Raw records:
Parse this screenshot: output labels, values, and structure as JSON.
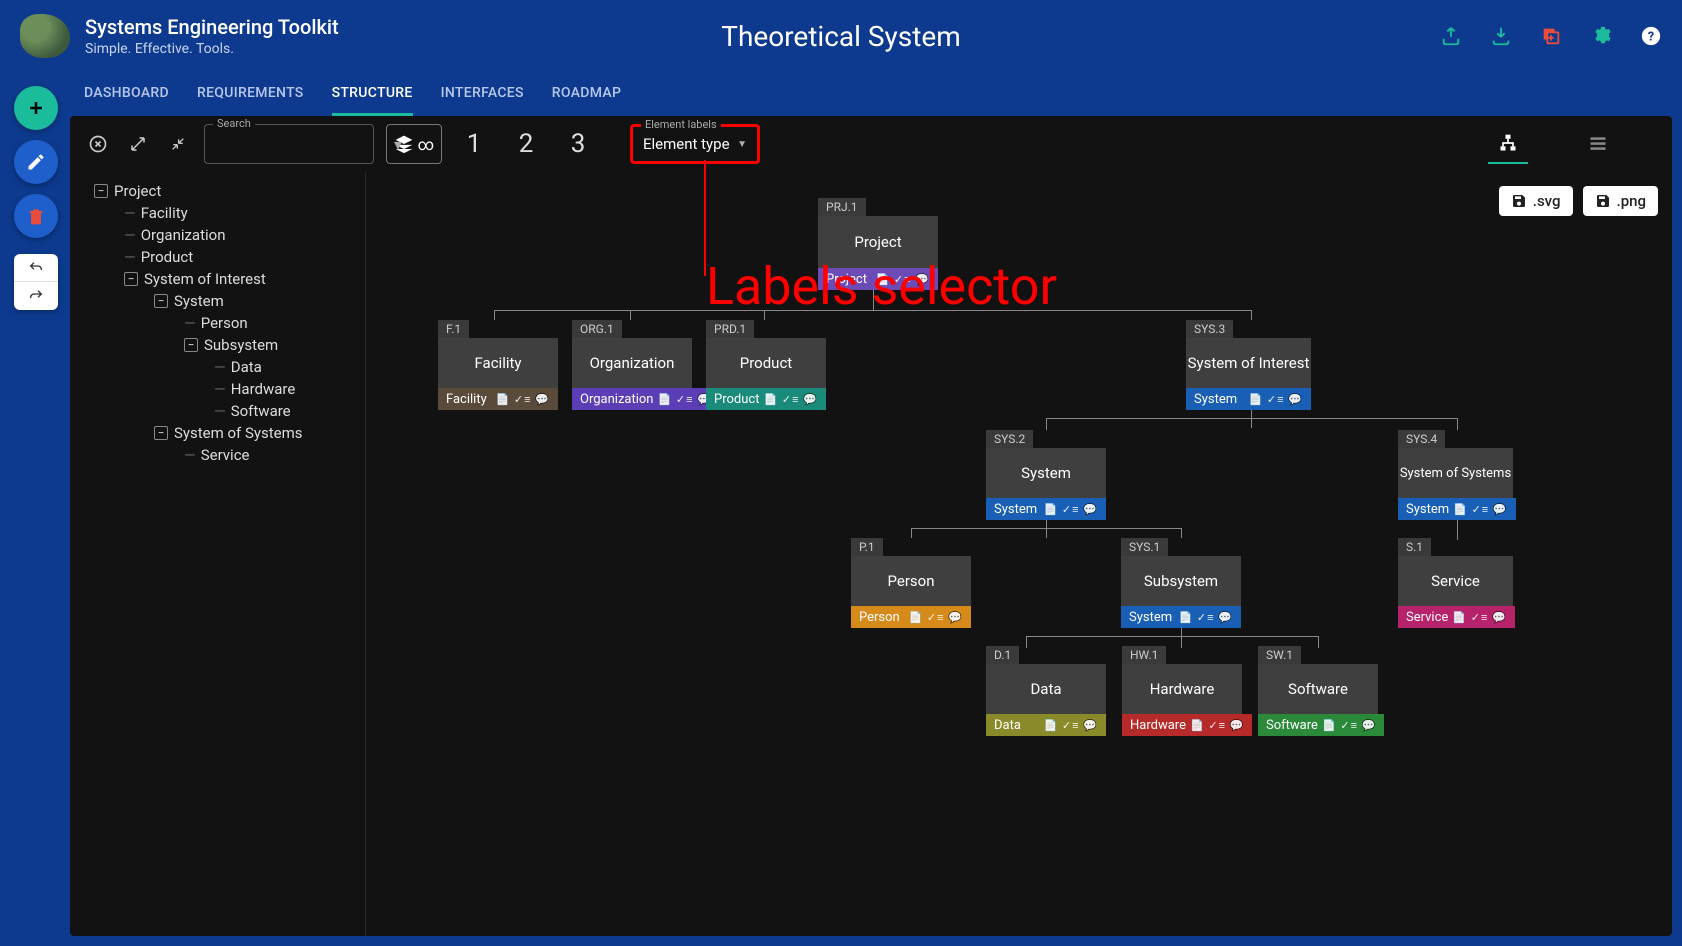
{
  "app": {
    "title": "Systems Engineering Toolkit",
    "tagline": "Simple. Effective. Tools."
  },
  "page_title": "Theoretical System",
  "tabs": [
    "DASHBOARD",
    "REQUIREMENTS",
    "STRUCTURE",
    "INTERFACES",
    "ROADMAP"
  ],
  "active_tab": "STRUCTURE",
  "toolbar": {
    "search_label": "Search",
    "depth_options": [
      "1",
      "2",
      "3"
    ],
    "labels_label": "Element labels",
    "labels_value": "Element type"
  },
  "export": {
    "svg": ".svg",
    "png": ".png"
  },
  "annotation": "Labels selector",
  "tree": {
    "root": "Project",
    "children": [
      {
        "label": "Facility"
      },
      {
        "label": "Organization"
      },
      {
        "label": "Product"
      },
      {
        "label": "System of Interest",
        "expanded": true,
        "children": [
          {
            "label": "System",
            "expanded": true,
            "children": [
              {
                "label": "Person"
              },
              {
                "label": "Subsystem",
                "expanded": true,
                "children": [
                  {
                    "label": "Data"
                  },
                  {
                    "label": "Hardware"
                  },
                  {
                    "label": "Software"
                  }
                ]
              }
            ]
          }
        ]
      },
      {
        "label": "System of Systems",
        "expanded": true,
        "children": [
          {
            "label": "Service"
          }
        ]
      }
    ]
  },
  "nodes": {
    "prj": {
      "tag": "PRJ.1",
      "title": "Project",
      "type": "Project",
      "color": "#6d4bb6"
    },
    "fac": {
      "tag": "F.1",
      "title": "Facility",
      "type": "Facility",
      "color": "#5a4a3a"
    },
    "org": {
      "tag": "ORG.1",
      "title": "Organization",
      "type": "Organization",
      "color": "#5b3db6"
    },
    "prd": {
      "tag": "PRD.1",
      "title": "Product",
      "type": "Product",
      "color": "#1a8a7a"
    },
    "sys3": {
      "tag": "SYS.3",
      "title": "System of Interest",
      "type": "System",
      "color": "#1a5fb6"
    },
    "sys2": {
      "tag": "SYS.2",
      "title": "System",
      "type": "System",
      "color": "#1a5fb6"
    },
    "sys4": {
      "tag": "SYS.4",
      "title": "System of Systems",
      "type": "System",
      "color": "#1a5fb6"
    },
    "p1": {
      "tag": "P.1",
      "title": "Person",
      "type": "Person",
      "color": "#d68a1a"
    },
    "sys1": {
      "tag": "SYS.1",
      "title": "Subsystem",
      "type": "System",
      "color": "#1a5fb6"
    },
    "s1": {
      "tag": "S.1",
      "title": "Service",
      "type": "Service",
      "color": "#b6236a"
    },
    "d1": {
      "tag": "D.1",
      "title": "Data",
      "type": "Data",
      "color": "#8a8a2a"
    },
    "hw1": {
      "tag": "HW.1",
      "title": "Hardware",
      "type": "Hardware",
      "color": "#b62a2a"
    },
    "sw1": {
      "tag": "SW.1",
      "title": "Software",
      "type": "Software",
      "color": "#2a8a3a"
    }
  }
}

PROMPT: Leave out the pictures and copy every record above exactly.

OUTPUT OF THE EXERCISE:
Parse this screenshot: output labels, values, and structure as JSON.
{
  "app": {
    "title": "Systems Engineering Toolkit",
    "tagline": "Simple. Effective. Tools."
  },
  "page_title": "Theoretical System",
  "tabs": [
    "DASHBOARD",
    "REQUIREMENTS",
    "STRUCTURE",
    "INTERFACES",
    "ROADMAP"
  ],
  "active_tab": "STRUCTURE",
  "toolbar": {
    "search_label": "Search",
    "depth_options": [
      "1",
      "2",
      "3"
    ],
    "labels_label": "Element labels",
    "labels_value": "Element type"
  },
  "export": {
    "svg": ".svg",
    "png": ".png"
  },
  "annotation": "Labels selector",
  "tree": {
    "root": "Project",
    "children": [
      {
        "label": "Facility"
      },
      {
        "label": "Organization"
      },
      {
        "label": "Product"
      },
      {
        "label": "System of Interest",
        "expanded": true,
        "children": [
          {
            "label": "System",
            "expanded": true,
            "children": [
              {
                "label": "Person"
              },
              {
                "label": "Subsystem",
                "expanded": true,
                "children": [
                  {
                    "label": "Data"
                  },
                  {
                    "label": "Hardware"
                  },
                  {
                    "label": "Software"
                  }
                ]
              }
            ]
          }
        ]
      },
      {
        "label": "System of Systems",
        "expanded": true,
        "children": [
          {
            "label": "Service"
          }
        ]
      }
    ]
  },
  "nodes": {
    "prj": {
      "tag": "PRJ.1",
      "title": "Project",
      "type": "Project",
      "color": "#6d4bb6"
    },
    "fac": {
      "tag": "F.1",
      "title": "Facility",
      "type": "Facility",
      "color": "#5a4a3a"
    },
    "org": {
      "tag": "ORG.1",
      "title": "Organization",
      "type": "Organization",
      "color": "#5b3db6"
    },
    "prd": {
      "tag": "PRD.1",
      "title": "Product",
      "type": "Product",
      "color": "#1a8a7a"
    },
    "sys3": {
      "tag": "SYS.3",
      "title": "System of Interest",
      "type": "System",
      "color": "#1a5fb6"
    },
    "sys2": {
      "tag": "SYS.2",
      "title": "System",
      "type": "System",
      "color": "#1a5fb6"
    },
    "sys4": {
      "tag": "SYS.4",
      "title": "System of Systems",
      "type": "System",
      "color": "#1a5fb6"
    },
    "p1": {
      "tag": "P.1",
      "title": "Person",
      "type": "Person",
      "color": "#d68a1a"
    },
    "sys1": {
      "tag": "SYS.1",
      "title": "Subsystem",
      "type": "System",
      "color": "#1a5fb6"
    },
    "s1": {
      "tag": "S.1",
      "title": "Service",
      "type": "Service",
      "color": "#b6236a"
    },
    "d1": {
      "tag": "D.1",
      "title": "Data",
      "type": "Data",
      "color": "#8a8a2a"
    },
    "hw1": {
      "tag": "HW.1",
      "title": "Hardware",
      "type": "Hardware",
      "color": "#b62a2a"
    },
    "sw1": {
      "tag": "SW.1",
      "title": "Software",
      "type": "Software",
      "color": "#2a8a3a"
    }
  }
}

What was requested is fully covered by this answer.